SET PROBLEM: Reproduce the listing below in its entirety. Change nothing.
================================
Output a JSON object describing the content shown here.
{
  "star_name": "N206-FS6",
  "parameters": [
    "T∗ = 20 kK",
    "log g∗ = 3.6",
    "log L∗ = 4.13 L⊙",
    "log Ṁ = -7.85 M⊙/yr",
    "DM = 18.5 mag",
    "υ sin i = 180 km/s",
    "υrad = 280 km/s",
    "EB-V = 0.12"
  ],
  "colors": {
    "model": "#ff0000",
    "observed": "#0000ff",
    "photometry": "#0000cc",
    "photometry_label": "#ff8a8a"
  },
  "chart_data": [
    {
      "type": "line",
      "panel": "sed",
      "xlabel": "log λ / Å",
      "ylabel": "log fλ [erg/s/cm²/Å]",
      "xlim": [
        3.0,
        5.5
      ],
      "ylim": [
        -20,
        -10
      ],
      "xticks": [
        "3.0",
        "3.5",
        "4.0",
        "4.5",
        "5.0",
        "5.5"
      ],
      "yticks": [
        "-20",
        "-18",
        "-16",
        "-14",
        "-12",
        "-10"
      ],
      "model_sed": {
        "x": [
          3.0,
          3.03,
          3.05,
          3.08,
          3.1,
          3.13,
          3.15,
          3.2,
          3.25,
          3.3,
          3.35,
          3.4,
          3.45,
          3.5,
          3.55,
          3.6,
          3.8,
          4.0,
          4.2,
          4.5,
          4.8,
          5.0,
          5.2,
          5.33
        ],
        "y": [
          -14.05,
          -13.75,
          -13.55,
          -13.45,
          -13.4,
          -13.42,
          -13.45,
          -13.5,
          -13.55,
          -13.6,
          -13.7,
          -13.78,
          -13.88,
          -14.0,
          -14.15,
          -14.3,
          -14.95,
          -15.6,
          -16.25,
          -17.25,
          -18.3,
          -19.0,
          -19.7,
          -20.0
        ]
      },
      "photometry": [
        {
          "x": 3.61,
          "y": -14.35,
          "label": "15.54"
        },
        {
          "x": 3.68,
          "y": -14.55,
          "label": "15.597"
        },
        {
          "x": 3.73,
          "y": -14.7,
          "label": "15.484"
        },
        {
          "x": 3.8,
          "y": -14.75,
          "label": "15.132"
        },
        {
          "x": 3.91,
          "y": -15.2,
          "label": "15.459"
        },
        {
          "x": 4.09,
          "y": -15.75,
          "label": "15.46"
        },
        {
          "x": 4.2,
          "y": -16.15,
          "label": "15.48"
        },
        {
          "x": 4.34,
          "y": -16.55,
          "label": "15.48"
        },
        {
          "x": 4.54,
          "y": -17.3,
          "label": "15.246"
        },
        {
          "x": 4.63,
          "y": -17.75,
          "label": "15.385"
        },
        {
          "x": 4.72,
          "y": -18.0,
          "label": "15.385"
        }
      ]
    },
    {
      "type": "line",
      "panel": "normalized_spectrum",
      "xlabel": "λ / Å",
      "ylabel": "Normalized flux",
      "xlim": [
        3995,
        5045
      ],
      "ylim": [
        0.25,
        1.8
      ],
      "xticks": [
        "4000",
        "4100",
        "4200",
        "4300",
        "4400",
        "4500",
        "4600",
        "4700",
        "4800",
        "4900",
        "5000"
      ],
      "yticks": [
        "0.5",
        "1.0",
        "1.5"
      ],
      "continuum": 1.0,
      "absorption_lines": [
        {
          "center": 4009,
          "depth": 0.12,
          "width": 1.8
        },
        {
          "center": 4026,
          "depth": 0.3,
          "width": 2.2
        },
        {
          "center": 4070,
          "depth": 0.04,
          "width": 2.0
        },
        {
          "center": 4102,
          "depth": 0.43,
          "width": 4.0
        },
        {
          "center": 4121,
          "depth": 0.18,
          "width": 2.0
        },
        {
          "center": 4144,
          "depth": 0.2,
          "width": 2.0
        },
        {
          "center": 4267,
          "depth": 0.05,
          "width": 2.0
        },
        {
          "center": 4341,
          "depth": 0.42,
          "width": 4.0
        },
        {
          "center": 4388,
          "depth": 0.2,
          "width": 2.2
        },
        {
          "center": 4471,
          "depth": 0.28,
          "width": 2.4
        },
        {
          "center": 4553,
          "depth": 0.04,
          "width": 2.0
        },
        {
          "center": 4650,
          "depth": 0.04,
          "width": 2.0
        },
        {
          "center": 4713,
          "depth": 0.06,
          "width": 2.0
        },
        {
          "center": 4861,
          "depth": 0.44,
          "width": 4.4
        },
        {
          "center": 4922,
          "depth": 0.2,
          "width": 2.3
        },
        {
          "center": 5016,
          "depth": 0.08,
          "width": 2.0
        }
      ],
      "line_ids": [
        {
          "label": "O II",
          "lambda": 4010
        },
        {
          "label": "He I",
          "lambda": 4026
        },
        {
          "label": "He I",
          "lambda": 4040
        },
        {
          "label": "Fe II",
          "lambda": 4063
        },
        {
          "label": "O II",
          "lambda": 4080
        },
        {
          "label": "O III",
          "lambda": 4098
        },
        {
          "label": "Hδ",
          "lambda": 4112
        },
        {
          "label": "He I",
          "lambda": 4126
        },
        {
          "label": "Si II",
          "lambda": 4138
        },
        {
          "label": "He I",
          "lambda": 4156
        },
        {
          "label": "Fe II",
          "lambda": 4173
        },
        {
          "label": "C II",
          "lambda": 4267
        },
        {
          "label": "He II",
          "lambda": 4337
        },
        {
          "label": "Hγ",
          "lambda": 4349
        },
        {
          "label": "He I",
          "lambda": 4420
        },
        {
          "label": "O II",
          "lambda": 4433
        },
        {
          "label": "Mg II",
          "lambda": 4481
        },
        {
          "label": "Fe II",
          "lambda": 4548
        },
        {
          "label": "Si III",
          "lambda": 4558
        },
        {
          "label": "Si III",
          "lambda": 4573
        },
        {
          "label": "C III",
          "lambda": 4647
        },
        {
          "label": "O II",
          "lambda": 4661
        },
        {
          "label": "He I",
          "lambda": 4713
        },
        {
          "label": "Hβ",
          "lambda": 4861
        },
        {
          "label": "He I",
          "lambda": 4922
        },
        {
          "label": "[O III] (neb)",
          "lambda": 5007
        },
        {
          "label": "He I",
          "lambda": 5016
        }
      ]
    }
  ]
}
================================
SOLUTION FOR THIS TASK:
Output a JSON object describing the content shown here.
{
  "star_name": "N206-FS6",
  "parameters": [
    "T∗ = 20 kK",
    "log g∗ = 3.6",
    "log L∗ = 4.13 L⊙",
    "log Ṁ = -7.85 M⊙/yr",
    "DM = 18.5 mag",
    "υ sin i = 180 km/s",
    "υrad = 280 km/s",
    "EB-V = 0.12"
  ],
  "colors": {
    "model": "#ff0000",
    "observed": "#0000ff",
    "photometry": "#0000cc",
    "photometry_label": "#ff8a8a"
  },
  "chart_data": [
    {
      "type": "line",
      "panel": "sed",
      "xlabel": "log λ / Å",
      "ylabel": "log fλ [erg/s/cm²/Å]",
      "xlim": [
        3.0,
        5.5
      ],
      "ylim": [
        -20,
        -10
      ],
      "xticks": [
        "3.0",
        "3.5",
        "4.0",
        "4.5",
        "5.0",
        "5.5"
      ],
      "yticks": [
        "-20",
        "-18",
        "-16",
        "-14",
        "-12",
        "-10"
      ],
      "model_sed": {
        "x": [
          3.0,
          3.03,
          3.05,
          3.08,
          3.1,
          3.13,
          3.15,
          3.2,
          3.25,
          3.3,
          3.35,
          3.4,
          3.45,
          3.5,
          3.55,
          3.6,
          3.8,
          4.0,
          4.2,
          4.5,
          4.8,
          5.0,
          5.2,
          5.33
        ],
        "y": [
          -14.05,
          -13.75,
          -13.55,
          -13.45,
          -13.4,
          -13.42,
          -13.45,
          -13.5,
          -13.55,
          -13.6,
          -13.7,
          -13.78,
          -13.88,
          -14.0,
          -14.15,
          -14.3,
          -14.95,
          -15.6,
          -16.25,
          -17.25,
          -18.3,
          -19.0,
          -19.7,
          -20.0
        ]
      },
      "photometry": [
        {
          "x": 3.61,
          "y": -14.35,
          "label": "15.54"
        },
        {
          "x": 3.68,
          "y": -14.55,
          "label": "15.597"
        },
        {
          "x": 3.73,
          "y": -14.7,
          "label": "15.484"
        },
        {
          "x": 3.8,
          "y": -14.75,
          "label": "15.132"
        },
        {
          "x": 3.91,
          "y": -15.2,
          "label": "15.459"
        },
        {
          "x": 4.09,
          "y": -15.75,
          "label": "15.46"
        },
        {
          "x": 4.2,
          "y": -16.15,
          "label": "15.48"
        },
        {
          "x": 4.34,
          "y": -16.55,
          "label": "15.48"
        },
        {
          "x": 4.54,
          "y": -17.3,
          "label": "15.246"
        },
        {
          "x": 4.63,
          "y": -17.75,
          "label": "15.385"
        },
        {
          "x": 4.72,
          "y": -18.0,
          "label": "15.385"
        }
      ]
    },
    {
      "type": "line",
      "panel": "normalized_spectrum",
      "xlabel": "λ / Å",
      "ylabel": "Normalized flux",
      "xlim": [
        3995,
        5045
      ],
      "ylim": [
        0.25,
        1.8
      ],
      "xticks": [
        "4000",
        "4100",
        "4200",
        "4300",
        "4400",
        "4500",
        "4600",
        "4700",
        "4800",
        "4900",
        "5000"
      ],
      "yticks": [
        "0.5",
        "1.0",
        "1.5"
      ],
      "continuum": 1.0,
      "absorption_lines": [
        {
          "center": 4009,
          "depth": 0.12,
          "width": 1.8
        },
        {
          "center": 4026,
          "depth": 0.3,
          "width": 2.2
        },
        {
          "center": 4070,
          "depth": 0.04,
          "width": 2.0
        },
        {
          "center": 4102,
          "depth": 0.43,
          "width": 4.0
        },
        {
          "center": 4121,
          "depth": 0.18,
          "width": 2.0
        },
        {
          "center": 4144,
          "depth": 0.2,
          "width": 2.0
        },
        {
          "center": 4267,
          "depth": 0.05,
          "width": 2.0
        },
        {
          "center": 4341,
          "depth": 0.42,
          "width": 4.0
        },
        {
          "center": 4388,
          "depth": 0.2,
          "width": 2.2
        },
        {
          "center": 4471,
          "depth": 0.28,
          "width": 2.4
        },
        {
          "center": 4553,
          "depth": 0.04,
          "width": 2.0
        },
        {
          "center": 4650,
          "depth": 0.04,
          "width": 2.0
        },
        {
          "center": 4713,
          "depth": 0.06,
          "width": 2.0
        },
        {
          "center": 4861,
          "depth": 0.44,
          "width": 4.4
        },
        {
          "center": 4922,
          "depth": 0.2,
          "width": 2.3
        },
        {
          "center": 5016,
          "depth": 0.08,
          "width": 2.0
        }
      ],
      "line_ids": [
        {
          "label": "O II",
          "lambda": 4010
        },
        {
          "label": "He I",
          "lambda": 4026
        },
        {
          "label": "He I",
          "lambda": 4040
        },
        {
          "label": "Fe II",
          "lambda": 4063
        },
        {
          "label": "O II",
          "lambda": 4080
        },
        {
          "label": "O III",
          "lambda": 4098
        },
        {
          "label": "Hδ",
          "lambda": 4112
        },
        {
          "label": "He I",
          "lambda": 4126
        },
        {
          "label": "Si II",
          "lambda": 4138
        },
        {
          "label": "He I",
          "lambda": 4156
        },
        {
          "label": "Fe II",
          "lambda": 4173
        },
        {
          "label": "C II",
          "lambda": 4267
        },
        {
          "label": "He II",
          "lambda": 4337
        },
        {
          "label": "Hγ",
          "lambda": 4349
        },
        {
          "label": "He I",
          "lambda": 4420
        },
        {
          "label": "O II",
          "lambda": 4433
        },
        {
          "label": "Mg II",
          "lambda": 4481
        },
        {
          "label": "Fe II",
          "lambda": 4548
        },
        {
          "label": "Si III",
          "lambda": 4558
        },
        {
          "label": "Si III",
          "lambda": 4573
        },
        {
          "label": "C III",
          "lambda": 4647
        },
        {
          "label": "O II",
          "lambda": 4661
        },
        {
          "label": "He I",
          "lambda": 4713
        },
        {
          "label": "Hβ",
          "lambda": 4861
        },
        {
          "label": "He I",
          "lambda": 4922
        },
        {
          "label": "[O III] (neb)",
          "lambda": 5007
        },
        {
          "label": "He I",
          "lambda": 5016
        }
      ]
    }
  ]
}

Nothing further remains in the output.